***** RECORDED DATA *****
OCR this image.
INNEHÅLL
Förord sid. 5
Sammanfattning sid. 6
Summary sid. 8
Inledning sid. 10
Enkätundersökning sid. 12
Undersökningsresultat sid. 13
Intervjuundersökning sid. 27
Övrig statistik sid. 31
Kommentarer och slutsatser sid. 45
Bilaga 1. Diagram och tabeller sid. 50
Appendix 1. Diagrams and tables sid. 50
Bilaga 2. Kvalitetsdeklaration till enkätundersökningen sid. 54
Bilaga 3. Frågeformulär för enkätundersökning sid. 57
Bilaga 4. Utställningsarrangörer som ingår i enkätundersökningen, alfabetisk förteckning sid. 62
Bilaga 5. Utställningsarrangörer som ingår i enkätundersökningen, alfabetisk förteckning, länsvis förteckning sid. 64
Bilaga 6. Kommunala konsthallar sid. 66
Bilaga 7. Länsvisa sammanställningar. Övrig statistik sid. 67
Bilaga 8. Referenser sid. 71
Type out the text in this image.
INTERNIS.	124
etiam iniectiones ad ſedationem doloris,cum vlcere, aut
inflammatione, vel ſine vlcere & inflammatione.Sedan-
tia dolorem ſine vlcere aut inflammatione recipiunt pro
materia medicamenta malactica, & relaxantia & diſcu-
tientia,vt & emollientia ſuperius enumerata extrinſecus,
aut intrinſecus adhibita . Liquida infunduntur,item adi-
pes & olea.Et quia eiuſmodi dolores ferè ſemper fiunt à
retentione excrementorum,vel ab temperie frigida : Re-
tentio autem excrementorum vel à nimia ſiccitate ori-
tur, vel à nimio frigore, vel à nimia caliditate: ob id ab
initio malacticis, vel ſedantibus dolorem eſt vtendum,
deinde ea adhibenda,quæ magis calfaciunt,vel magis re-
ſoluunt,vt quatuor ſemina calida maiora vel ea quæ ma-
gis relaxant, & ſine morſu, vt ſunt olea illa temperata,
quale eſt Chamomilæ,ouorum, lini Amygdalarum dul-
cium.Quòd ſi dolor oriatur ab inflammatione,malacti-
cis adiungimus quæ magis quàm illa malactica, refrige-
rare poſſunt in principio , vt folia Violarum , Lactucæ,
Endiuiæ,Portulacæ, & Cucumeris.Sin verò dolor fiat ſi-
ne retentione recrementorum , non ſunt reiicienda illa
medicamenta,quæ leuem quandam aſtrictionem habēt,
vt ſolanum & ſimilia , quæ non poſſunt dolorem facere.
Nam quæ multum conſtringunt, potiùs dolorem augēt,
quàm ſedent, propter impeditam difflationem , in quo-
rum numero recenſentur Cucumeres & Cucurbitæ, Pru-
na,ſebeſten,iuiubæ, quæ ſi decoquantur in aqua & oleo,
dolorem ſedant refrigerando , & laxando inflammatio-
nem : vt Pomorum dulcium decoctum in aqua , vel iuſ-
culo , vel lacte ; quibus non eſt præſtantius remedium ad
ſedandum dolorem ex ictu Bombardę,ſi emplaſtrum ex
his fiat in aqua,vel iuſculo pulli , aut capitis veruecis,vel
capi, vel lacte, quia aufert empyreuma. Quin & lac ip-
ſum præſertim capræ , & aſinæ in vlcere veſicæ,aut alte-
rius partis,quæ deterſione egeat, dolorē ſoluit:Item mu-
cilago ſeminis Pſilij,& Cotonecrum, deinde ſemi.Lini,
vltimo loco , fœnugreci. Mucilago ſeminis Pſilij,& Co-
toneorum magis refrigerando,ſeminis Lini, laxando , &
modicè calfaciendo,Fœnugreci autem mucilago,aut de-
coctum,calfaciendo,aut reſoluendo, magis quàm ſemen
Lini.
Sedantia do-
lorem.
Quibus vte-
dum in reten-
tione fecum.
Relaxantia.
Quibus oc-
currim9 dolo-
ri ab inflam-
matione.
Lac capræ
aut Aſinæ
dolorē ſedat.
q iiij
*****
Find the lines above that contain the word "dolorē" and collect them.

rius partis,quæ deterſione egeat, dolorē ſoluit:Item mu-
dolorē ſedat.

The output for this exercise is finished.